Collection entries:
[start]

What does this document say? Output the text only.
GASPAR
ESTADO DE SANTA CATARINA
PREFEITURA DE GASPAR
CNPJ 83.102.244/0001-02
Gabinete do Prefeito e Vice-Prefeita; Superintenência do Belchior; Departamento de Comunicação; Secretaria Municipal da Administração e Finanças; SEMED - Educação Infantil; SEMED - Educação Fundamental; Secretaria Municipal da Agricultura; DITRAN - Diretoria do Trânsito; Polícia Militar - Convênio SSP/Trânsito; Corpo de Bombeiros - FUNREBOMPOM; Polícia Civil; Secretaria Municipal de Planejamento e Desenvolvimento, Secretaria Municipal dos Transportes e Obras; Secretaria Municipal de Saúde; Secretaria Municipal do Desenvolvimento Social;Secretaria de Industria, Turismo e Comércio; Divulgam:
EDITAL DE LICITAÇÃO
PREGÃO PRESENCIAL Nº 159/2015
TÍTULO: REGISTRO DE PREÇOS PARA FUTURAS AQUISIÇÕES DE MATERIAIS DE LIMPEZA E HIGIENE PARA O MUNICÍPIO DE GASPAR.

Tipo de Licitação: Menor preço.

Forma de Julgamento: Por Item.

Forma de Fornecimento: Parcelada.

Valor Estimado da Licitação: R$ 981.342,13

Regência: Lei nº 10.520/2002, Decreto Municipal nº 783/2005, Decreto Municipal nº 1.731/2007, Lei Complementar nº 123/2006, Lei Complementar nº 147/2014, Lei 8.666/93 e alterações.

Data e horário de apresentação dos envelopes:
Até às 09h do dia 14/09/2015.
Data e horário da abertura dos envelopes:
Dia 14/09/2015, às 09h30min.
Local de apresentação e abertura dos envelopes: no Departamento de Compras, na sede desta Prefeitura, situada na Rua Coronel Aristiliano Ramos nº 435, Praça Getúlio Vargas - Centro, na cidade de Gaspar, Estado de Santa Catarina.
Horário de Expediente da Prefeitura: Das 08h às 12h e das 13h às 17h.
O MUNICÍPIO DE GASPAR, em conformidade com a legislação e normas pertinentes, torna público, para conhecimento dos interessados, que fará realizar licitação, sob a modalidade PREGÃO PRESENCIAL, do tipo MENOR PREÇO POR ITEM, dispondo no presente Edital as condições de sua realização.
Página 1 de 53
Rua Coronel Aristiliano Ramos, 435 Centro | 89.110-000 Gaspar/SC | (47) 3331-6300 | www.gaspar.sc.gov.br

[end]

The request: Transcribe all of the entries without altering anything.

The response:
What does this document say? Output the text only.
GASPAR
ESTADO DE SANTA CATARINA
PREFEITURA DE GASPAR
CNPJ 83.102.244/0001-02
Gabinete do Prefeito e Vice-Prefeita; Superintenência do Belchior; Departamento de Comunicação; Secretaria Municipal da Administração e Finanças; SEMED - Educação Infantil; SEMED - Educação Fundamental; Secretaria Municipal da Agricultura; DITRAN - Diretoria do Trânsito; Polícia Militar - Convênio SSP/Trânsito; Corpo de Bombeiros - FUNREBOMPOM; Polícia Civil; Secretaria Municipal de Planejamento e Desenvolvimento, Secretaria Municipal dos Transportes e Obras; Secretaria Municipal de Saúde; Secretaria Municipal do Desenvolvimento Social;Secretaria de Industria, Turismo e Comércio; Divulgam:
EDITAL DE LICITAÇÃO
PREGÃO PRESENCIAL Nº 159/2015
TÍTULO: REGISTRO DE PREÇOS PARA FUTURAS AQUISIÇÕES DE MATERIAIS DE LIMPEZA E HIGIENE PARA O MUNICÍPIO DE GASPAR.

Tipo de Licitação: Menor preço.

Forma de Julgamento: Por Item.

Forma de Fornecimento: Parcelada.

Valor Estimado da Licitação: R$ 981.342,13

Regência: Lei nº 10.520/2002, Decreto Municipal nº 783/2005, Decreto Municipal nº 1.731/2007, Lei Complementar nº 123/2006, Lei Complementar nº 147/2014, Lei 8.666/93 e alterações.

Data e horário de apresentação dos envelopes:
Até às 09h do dia 14/09/2015.
Data e horário da abertura dos envelopes:
Dia 14/09/2015, às 09h30min.
Local de apresentação e abertura dos envelopes: no Departamento de Compras, na sede desta Prefeitura, situada na Rua Coronel Aristiliano Ramos nº 435, Praça Getúlio Vargas - Centro, na cidade de Gaspar, Estado de Santa Catarina.
Horário de Expediente da Prefeitura: Das 08h às 12h e das 13h às 17h.
O MUNICÍPIO DE GASPAR, em conformidade com a legislação e normas pertinentes, torna público, para conhecimento dos interessados, que fará realizar licitação, sob a modalidade PREGÃO PRESENCIAL, do tipo MENOR PREÇO POR ITEM, dispondo no presente Edital as condições de sua realização.
Página 1 de 53
Rua Coronel Aristiliano Ramos, 435 Centro | 89.110-000 Gaspar/SC | (47) 3331-6300 | www.gaspar.sc.gov.br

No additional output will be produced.